Gather every line from the entries below that includes "stations".
* * * *
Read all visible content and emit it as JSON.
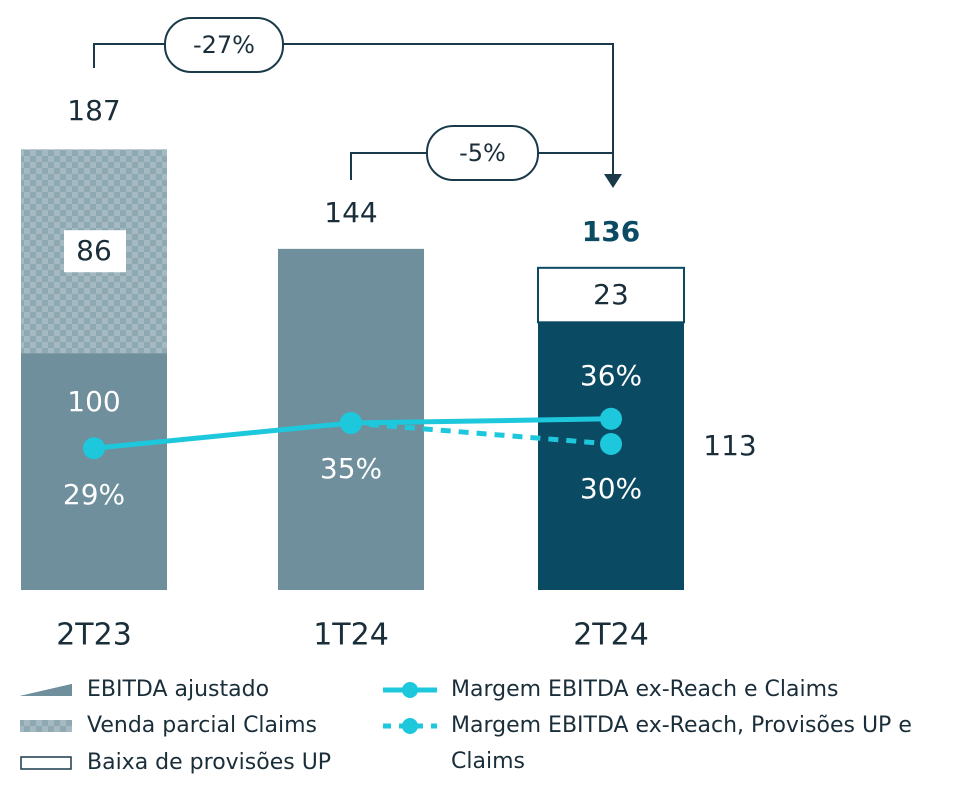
{
  "chart_data": {
    "type": "bar",
    "stacked": true,
    "categories": [
      "2T23",
      "1T24",
      "2T24"
    ],
    "series": [
      {
        "name": "EBITDA ajustado",
        "colors": [
          "#6e8f9b",
          "#6e8f9b",
          "#0b4a63"
        ],
        "values": [
          100,
          144,
          113
        ],
        "value_labels": [
          "100",
          null,
          "113"
        ]
      },
      {
        "name": "Venda parcial Claims",
        "color": "#8fa9b3",
        "pattern": "checker",
        "values": [
          86,
          null,
          null
        ]
      },
      {
        "name": "Baixa de provisões UP",
        "color": "#ffffff",
        "border": "#0b4a63",
        "values": [
          null,
          null,
          23
        ]
      }
    ],
    "totals": [
      187,
      144,
      136
    ],
    "lines": [
      {
        "name": "Margem EBITDA ex-Reach e Claims",
        "color": "#1ec8dc",
        "dashed": false,
        "values": [
          29,
          35,
          36
        ],
        "value_labels": [
          "29%",
          "35%",
          "36%"
        ]
      },
      {
        "name": "Margem EBITDA ex-Reach, Provisões UP e Claims",
        "color": "#1ec8dc",
        "dashed": true,
        "values": [
          null,
          35,
          30
        ],
        "value_labels": [
          null,
          null,
          "30%"
        ]
      }
    ],
    "annotations": [
      "-27%",
      "-5%"
    ]
  }
}
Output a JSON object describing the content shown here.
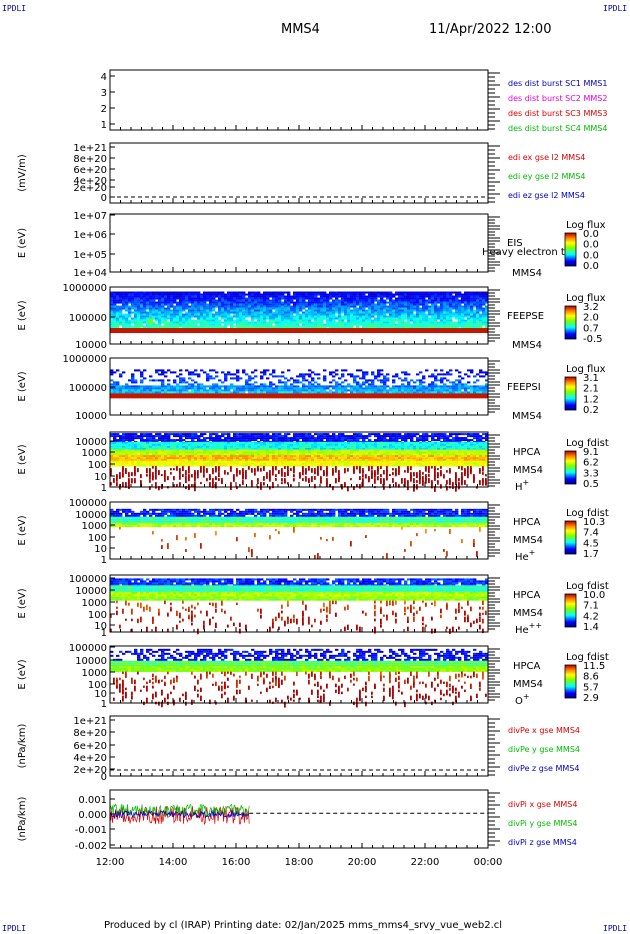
{
  "header": {
    "left_corner": "IPDLI",
    "right_corner": "IPDLI",
    "spacecraft": "MMS4",
    "datetime": "11/Apr/2022 12:00",
    "bottom_left_corner": "IPDLI",
    "bottom_right_corner": "IPDLI"
  },
  "footer": {
    "text": "Produced by cl (IRAP)   Printing date: 02/Jan/2025   mms_mms4_srvy_vue_web2.cl"
  },
  "colors": {
    "blue": "#0000bb",
    "magenta": "#dd00dd",
    "red": "#dd0000",
    "green": "#00bb00"
  },
  "chart_data": {
    "type": "multi-panel-timeseries",
    "x_tick_labels": [
      "12:00",
      "14:00",
      "16:00",
      "18:00",
      "20:00",
      "22:00",
      "00:00"
    ],
    "panels": [
      {
        "id": "burst",
        "type": "line",
        "ylabel": "",
        "ticks": [
          "4",
          "3",
          "2",
          "1"
        ],
        "legend": [
          {
            "text": "des dist burst SC1 MMS1",
            "color": "#0000bb"
          },
          {
            "text": "des dist burst SC2 MMS2",
            "color": "#dd00dd"
          },
          {
            "text": "des dist burst SC3 MMS3",
            "color": "#dd0000"
          },
          {
            "text": "des dist burst SC4 MMS4",
            "color": "#00bb00"
          }
        ]
      },
      {
        "id": "edi",
        "type": "line",
        "ylabel": "(mV/m)",
        "ticks": [
          "1e+21",
          "8e+20",
          "6e+20",
          "4e+20",
          "2e+20",
          "0"
        ],
        "legend": [
          {
            "text": "edi ex gse l2 MMS4",
            "color": "#dd0000"
          },
          {
            "text": "edi ey gse l2 MMS4",
            "color": "#00bb00"
          },
          {
            "text": "edi ez gse l2 MMS4",
            "color": "#0000bb"
          }
        ]
      },
      {
        "id": "eis",
        "type": "heatmap",
        "ylabel": "E (eV)",
        "ticks": [
          "1e+07",
          "1e+06",
          "1e+05",
          "1e+04"
        ],
        "instrument": "EIS",
        "sc": "MMS4",
        "overlay": "Heavy electron to",
        "cbar_title": "Log flux",
        "cbar_ticks": [
          "0.0",
          "0.0",
          "0.0",
          "0.0"
        ]
      },
      {
        "id": "feepse",
        "type": "heatmap",
        "ylabel": "E (eV)",
        "ticks": [
          "1000000",
          "100000",
          "10000"
        ],
        "instrument": "FEEPSE",
        "sc": "MMS4",
        "cbar_title": "Log flux",
        "cbar_ticks": [
          "3.2",
          "2.0",
          "0.7",
          "-0.5"
        ]
      },
      {
        "id": "feepsi",
        "type": "heatmap",
        "ylabel": "E (eV)",
        "ticks": [
          "1000000",
          "100000",
          "10000"
        ],
        "instrument": "FEEPSI",
        "sc": "MMS4",
        "cbar_title": "Log flux",
        "cbar_ticks": [
          "3.1",
          "2.1",
          "1.2",
          "0.2"
        ]
      },
      {
        "id": "hpca_h",
        "type": "heatmap",
        "ylabel": "E (eV)",
        "ticks": [
          "10000",
          "1000",
          "100",
          "10",
          "1"
        ],
        "instrument": "HPCA",
        "sc": "MMS4",
        "species": "H",
        "species_sup": "+",
        "cbar_title": "Log fdist",
        "cbar_ticks": [
          "9.1",
          "6.2",
          "3.3",
          "0.5"
        ]
      },
      {
        "id": "hpca_he",
        "type": "heatmap",
        "ylabel": "E (eV)",
        "ticks": [
          "100000",
          "10000",
          "1000",
          "100",
          "10",
          "1"
        ],
        "instrument": "HPCA",
        "sc": "MMS4",
        "species": "He",
        "species_sup": "+",
        "cbar_title": "Log fdist",
        "cbar_ticks": [
          "10.3",
          "7.4",
          "4.5",
          "1.7"
        ]
      },
      {
        "id": "hpca_hepp",
        "type": "heatmap",
        "ylabel": "E (eV)",
        "ticks": [
          "100000",
          "10000",
          "1000",
          "100",
          "10",
          "1"
        ],
        "instrument": "HPCA",
        "sc": "MMS4",
        "species": "He",
        "species_sup": "++",
        "cbar_title": "Log fdist",
        "cbar_ticks": [
          "10.0",
          "7.1",
          "4.2",
          "1.4"
        ]
      },
      {
        "id": "hpca_o",
        "type": "heatmap",
        "ylabel": "E (eV)",
        "ticks": [
          "100000",
          "10000",
          "1000",
          "100",
          "10",
          "1"
        ],
        "instrument": "HPCA",
        "sc": "MMS4",
        "species": "O",
        "species_sup": "+",
        "cbar_title": "Log fdist",
        "cbar_ticks": [
          "11.5",
          "8.6",
          "5.7",
          "2.9"
        ]
      },
      {
        "id": "divpe",
        "type": "line",
        "ylabel": "(nPa/km)",
        "ticks": [
          "1e+21",
          "8e+20",
          "6e+20",
          "4e+20",
          "2e+20",
          "0"
        ],
        "legend": [
          {
            "text": "divPe x gse MMS4",
            "color": "#dd0000"
          },
          {
            "text": "divPe y gse MMS4",
            "color": "#00bb00"
          },
          {
            "text": "divPe z gse MMS4",
            "color": "#0000bb"
          }
        ]
      },
      {
        "id": "divpi",
        "type": "line",
        "ylabel": "(nPa/km)",
        "ticks": [
          "0.001",
          "0.000",
          "-0.001",
          "-0.002"
        ],
        "data_end": "16:25",
        "legend": [
          {
            "text": "divPi x gse MMS4",
            "color": "#dd0000"
          },
          {
            "text": "divPi y gse MMS4",
            "color": "#00bb00"
          },
          {
            "text": "divPi z gse MMS4",
            "color": "#0000bb"
          }
        ]
      }
    ]
  }
}
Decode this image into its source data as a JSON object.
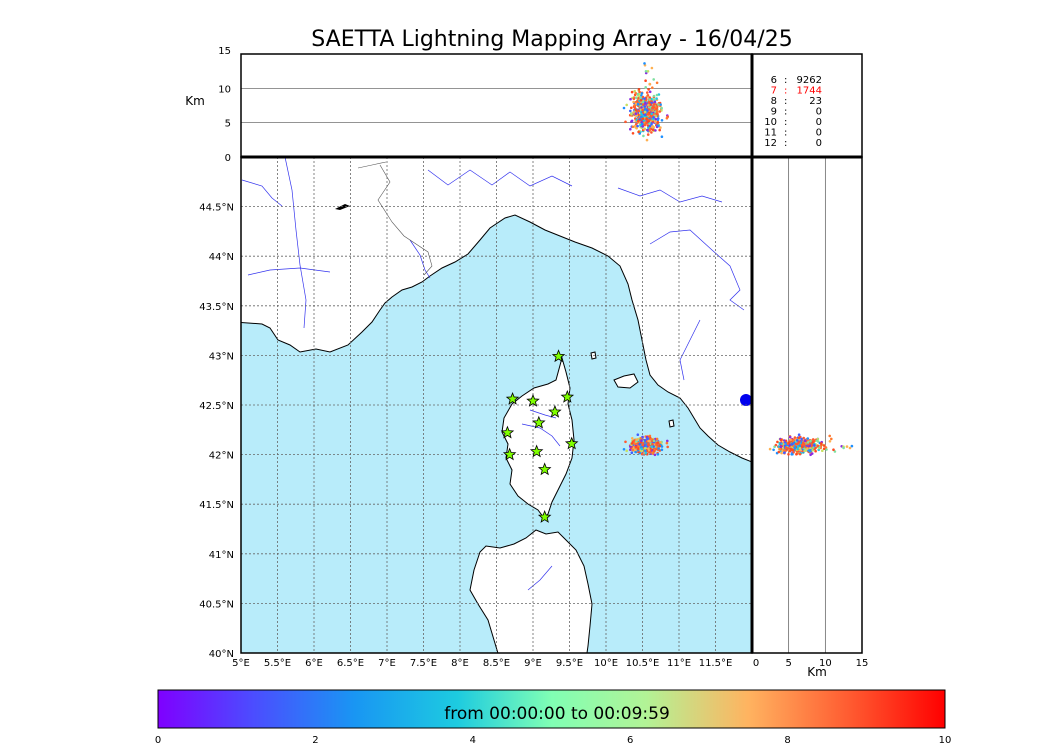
{
  "title": "SAETTA Lightning Mapping Array - 16/04/25",
  "colors": {
    "sea": "#b8ecfa",
    "land": "#ffffff",
    "coast": "#000000",
    "rivers": "#3333ee",
    "borders": "#555555",
    "station_star": "#7fff00",
    "highlight_row": "#ff0000"
  },
  "chart_data": {
    "type": "scatter",
    "map_panel": {
      "lon_range": [
        5,
        12
      ],
      "lat_range": [
        40,
        45
      ],
      "lon_ticks": [
        "5°E",
        "5.5°E",
        "6°E",
        "6.5°E",
        "7°E",
        "7.5°E",
        "8°E",
        "8.5°E",
        "9°E",
        "9.5°E",
        "10°E",
        "10.5°E",
        "11°E",
        "11.5°E"
      ],
      "lat_ticks": [
        "40°N",
        "40.5°N",
        "41°N",
        "41.5°N",
        "42°N",
        "42.5°N",
        "43°N",
        "43.5°N",
        "44°N",
        "44.5°N"
      ],
      "grid": true
    },
    "altitude_lon_panel": {
      "unit_label": "Km",
      "alt_range": [
        0,
        15
      ],
      "alt_ticks": [
        "0",
        "5",
        "10",
        "15"
      ]
    },
    "lat_altitude_panel": {
      "unit_label": "Km",
      "alt_range": [
        0,
        15
      ],
      "alt_ticks": [
        "0",
        "5",
        "10",
        "15"
      ]
    },
    "station_counts": [
      {
        "stations": "6",
        "count": "9262",
        "highlight": false
      },
      {
        "stations": "7",
        "count": "1744",
        "highlight": true
      },
      {
        "stations": "8",
        "count": "23",
        "highlight": false
      },
      {
        "stations": "9",
        "count": "0",
        "highlight": false
      },
      {
        "stations": "10",
        "count": "0",
        "highlight": false
      },
      {
        "stations": "11",
        "count": "0",
        "highlight": false
      },
      {
        "stations": "12",
        "count": "0",
        "highlight": false
      }
    ],
    "stations": [
      {
        "lon": 9.35,
        "lat": 42.99
      },
      {
        "lon": 8.72,
        "lat": 42.56
      },
      {
        "lon": 9.0,
        "lat": 42.54
      },
      {
        "lon": 9.47,
        "lat": 42.58
      },
      {
        "lon": 9.3,
        "lat": 42.43
      },
      {
        "lon": 9.08,
        "lat": 42.32
      },
      {
        "lon": 8.65,
        "lat": 42.22
      },
      {
        "lon": 9.53,
        "lat": 42.11
      },
      {
        "lon": 8.68,
        "lat": 42.0
      },
      {
        "lon": 9.05,
        "lat": 42.03
      },
      {
        "lon": 9.16,
        "lat": 41.85
      },
      {
        "lon": 9.16,
        "lat": 41.37
      }
    ],
    "flash_cluster": {
      "lon_center": 10.55,
      "lat_center": 42.09,
      "lon_spread": 0.15,
      "lat_spread": 0.06,
      "alt_center_km": 6.5,
      "alt_spread_km": 2.2,
      "alt_max_km": 14
    },
    "colorbar": {
      "label": "from 00:00:00 to 00:09:59",
      "range": [
        0,
        10
      ],
      "ticks": [
        "0",
        "2",
        "4",
        "6",
        "8",
        "10"
      ]
    }
  }
}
* * * *
ANSWER FOR THIS EXERCISE:
        "stations": "6",
        "stations": "7",
        "stations": "8",
        "stations": "9",
        "stations": "10",
        "stations": "11",
        "stations": "12",
    "stations": [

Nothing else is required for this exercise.